------ Raw data

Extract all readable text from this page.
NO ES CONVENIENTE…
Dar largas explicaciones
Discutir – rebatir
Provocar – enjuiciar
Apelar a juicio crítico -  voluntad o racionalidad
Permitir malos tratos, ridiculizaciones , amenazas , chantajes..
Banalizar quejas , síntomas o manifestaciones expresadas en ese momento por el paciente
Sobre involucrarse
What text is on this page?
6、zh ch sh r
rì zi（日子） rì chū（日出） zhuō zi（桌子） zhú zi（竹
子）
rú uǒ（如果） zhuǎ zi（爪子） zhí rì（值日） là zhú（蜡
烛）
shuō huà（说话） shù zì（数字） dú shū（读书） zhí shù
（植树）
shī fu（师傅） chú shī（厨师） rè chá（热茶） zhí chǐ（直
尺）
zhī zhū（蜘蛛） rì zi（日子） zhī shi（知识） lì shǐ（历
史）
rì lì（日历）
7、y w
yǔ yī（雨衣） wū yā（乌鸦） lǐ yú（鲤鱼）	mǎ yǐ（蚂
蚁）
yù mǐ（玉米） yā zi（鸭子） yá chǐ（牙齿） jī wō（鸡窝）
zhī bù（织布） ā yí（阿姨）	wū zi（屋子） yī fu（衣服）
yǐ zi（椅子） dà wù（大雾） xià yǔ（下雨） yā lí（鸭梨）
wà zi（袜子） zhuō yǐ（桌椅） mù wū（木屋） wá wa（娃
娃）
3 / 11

------------
------ Raw data

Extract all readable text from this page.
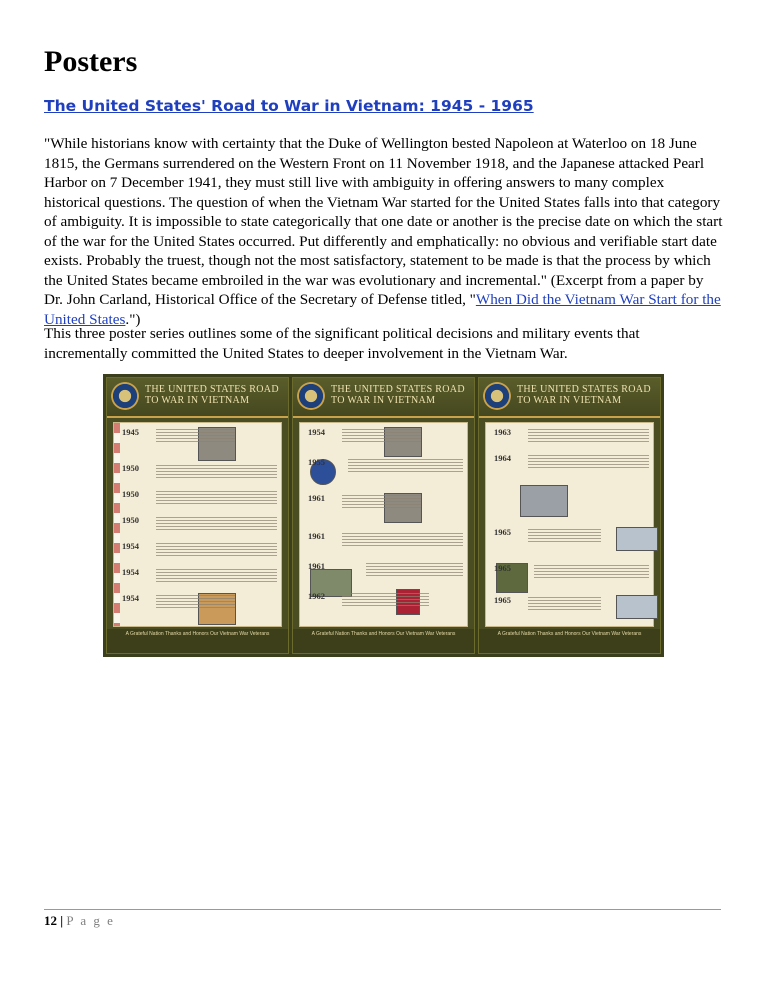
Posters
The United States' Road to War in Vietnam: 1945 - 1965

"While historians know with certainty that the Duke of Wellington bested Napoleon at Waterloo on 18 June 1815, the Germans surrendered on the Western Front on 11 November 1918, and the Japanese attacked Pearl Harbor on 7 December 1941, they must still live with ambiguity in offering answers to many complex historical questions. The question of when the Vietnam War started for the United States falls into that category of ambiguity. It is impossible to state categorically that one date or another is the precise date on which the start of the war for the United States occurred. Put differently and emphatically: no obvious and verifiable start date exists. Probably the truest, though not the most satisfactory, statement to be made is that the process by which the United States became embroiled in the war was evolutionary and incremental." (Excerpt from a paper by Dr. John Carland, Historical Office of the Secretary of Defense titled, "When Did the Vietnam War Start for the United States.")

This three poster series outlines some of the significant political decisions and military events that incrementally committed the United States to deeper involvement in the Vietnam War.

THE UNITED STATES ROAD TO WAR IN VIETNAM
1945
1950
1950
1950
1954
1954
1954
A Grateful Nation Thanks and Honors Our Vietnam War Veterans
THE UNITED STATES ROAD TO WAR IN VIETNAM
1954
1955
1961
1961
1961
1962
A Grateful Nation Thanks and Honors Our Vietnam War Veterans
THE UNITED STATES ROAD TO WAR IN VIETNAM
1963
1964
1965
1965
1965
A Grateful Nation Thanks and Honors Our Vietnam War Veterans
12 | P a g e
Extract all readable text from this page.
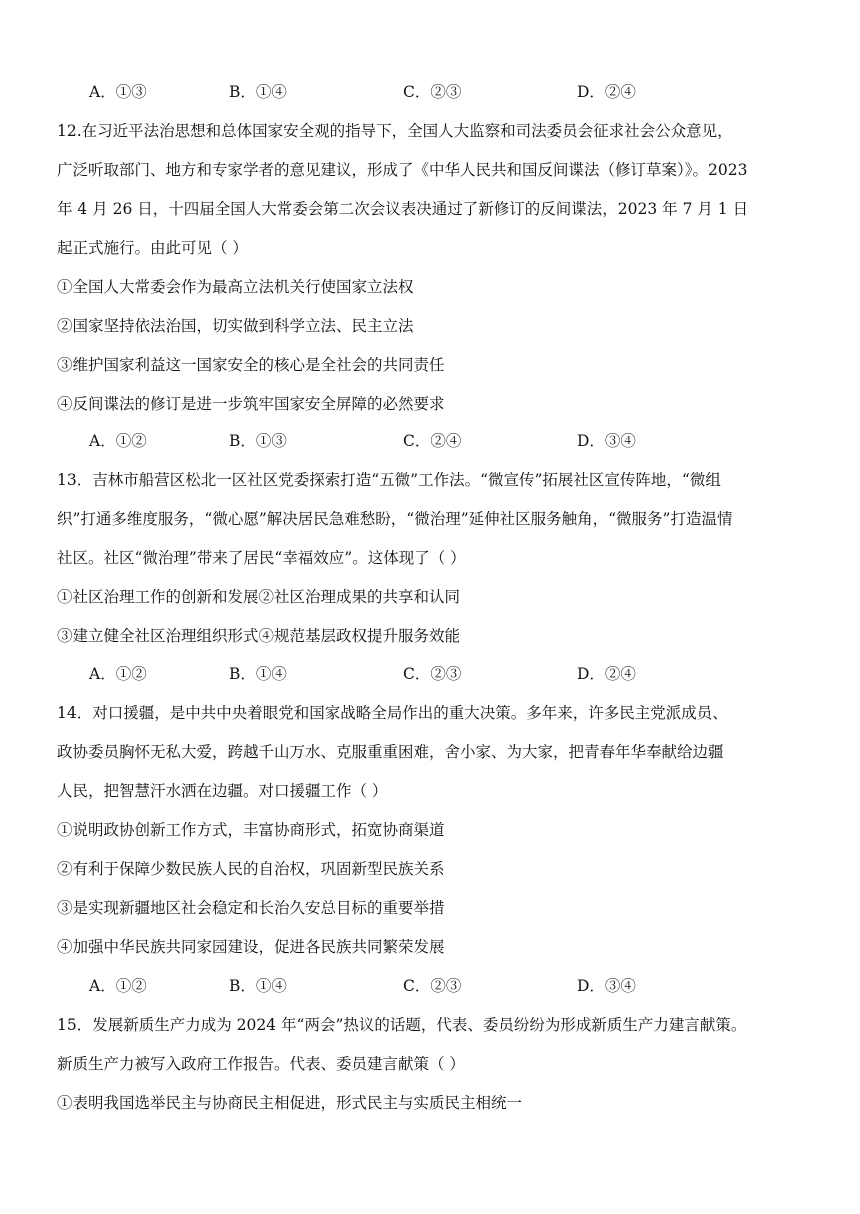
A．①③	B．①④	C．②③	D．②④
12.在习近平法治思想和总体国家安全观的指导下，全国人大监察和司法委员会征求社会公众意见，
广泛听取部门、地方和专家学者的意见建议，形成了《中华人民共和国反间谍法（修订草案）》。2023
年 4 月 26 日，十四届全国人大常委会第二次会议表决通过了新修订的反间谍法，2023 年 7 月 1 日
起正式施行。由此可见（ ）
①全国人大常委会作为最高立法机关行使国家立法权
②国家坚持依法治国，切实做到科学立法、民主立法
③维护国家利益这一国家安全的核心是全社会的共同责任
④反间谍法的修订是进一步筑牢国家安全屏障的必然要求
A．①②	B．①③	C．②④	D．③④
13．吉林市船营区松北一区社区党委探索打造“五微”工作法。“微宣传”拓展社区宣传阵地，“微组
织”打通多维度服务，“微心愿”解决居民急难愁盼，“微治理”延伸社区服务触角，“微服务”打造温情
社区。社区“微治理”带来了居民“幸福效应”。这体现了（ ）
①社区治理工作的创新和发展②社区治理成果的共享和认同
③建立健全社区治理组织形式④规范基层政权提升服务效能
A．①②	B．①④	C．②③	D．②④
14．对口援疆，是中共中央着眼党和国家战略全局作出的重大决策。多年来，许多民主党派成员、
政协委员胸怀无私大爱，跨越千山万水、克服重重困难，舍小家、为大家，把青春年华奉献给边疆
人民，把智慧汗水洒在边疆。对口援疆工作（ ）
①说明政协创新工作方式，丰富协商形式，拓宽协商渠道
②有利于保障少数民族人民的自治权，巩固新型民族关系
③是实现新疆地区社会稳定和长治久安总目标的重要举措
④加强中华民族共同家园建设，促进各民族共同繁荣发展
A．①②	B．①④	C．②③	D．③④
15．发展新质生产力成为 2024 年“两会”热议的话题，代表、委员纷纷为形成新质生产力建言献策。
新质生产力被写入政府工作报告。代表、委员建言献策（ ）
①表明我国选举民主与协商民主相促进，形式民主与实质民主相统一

------------
------ Raw data

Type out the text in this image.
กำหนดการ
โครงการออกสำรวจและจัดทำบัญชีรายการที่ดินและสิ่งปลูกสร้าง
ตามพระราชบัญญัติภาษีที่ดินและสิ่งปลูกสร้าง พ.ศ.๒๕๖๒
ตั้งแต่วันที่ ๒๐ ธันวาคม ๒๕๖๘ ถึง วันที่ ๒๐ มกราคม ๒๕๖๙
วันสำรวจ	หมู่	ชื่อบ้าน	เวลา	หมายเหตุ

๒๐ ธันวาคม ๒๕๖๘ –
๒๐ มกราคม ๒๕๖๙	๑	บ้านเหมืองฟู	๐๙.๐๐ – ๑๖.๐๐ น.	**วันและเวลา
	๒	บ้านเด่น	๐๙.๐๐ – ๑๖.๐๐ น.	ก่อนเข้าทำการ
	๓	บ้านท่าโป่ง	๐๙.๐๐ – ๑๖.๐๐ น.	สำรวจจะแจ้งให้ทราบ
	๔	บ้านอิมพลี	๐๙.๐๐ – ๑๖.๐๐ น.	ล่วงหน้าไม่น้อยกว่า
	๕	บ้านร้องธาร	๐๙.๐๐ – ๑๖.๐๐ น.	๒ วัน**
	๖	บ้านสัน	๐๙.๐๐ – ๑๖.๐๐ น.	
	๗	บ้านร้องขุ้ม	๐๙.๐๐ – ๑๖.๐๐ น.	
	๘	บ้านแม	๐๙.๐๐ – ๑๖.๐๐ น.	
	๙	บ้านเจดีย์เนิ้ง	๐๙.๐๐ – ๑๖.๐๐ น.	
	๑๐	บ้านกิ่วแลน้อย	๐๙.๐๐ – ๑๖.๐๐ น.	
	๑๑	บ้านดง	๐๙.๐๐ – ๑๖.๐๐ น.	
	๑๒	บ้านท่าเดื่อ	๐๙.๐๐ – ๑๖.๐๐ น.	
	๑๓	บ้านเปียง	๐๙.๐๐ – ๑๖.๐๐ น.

------------

▶ [Exercise] Copy all lines from the material that contain "นวาคม".

▶ [Result for this exercise]
ตั้งแต่วันที่ ๒๐ ธันวาคม ๒๕๖๘ ถึง วันที่ ๒๐ มกราคม ๒๕๖๙
๒๐ ธันวาคม ๒๕๖๘ –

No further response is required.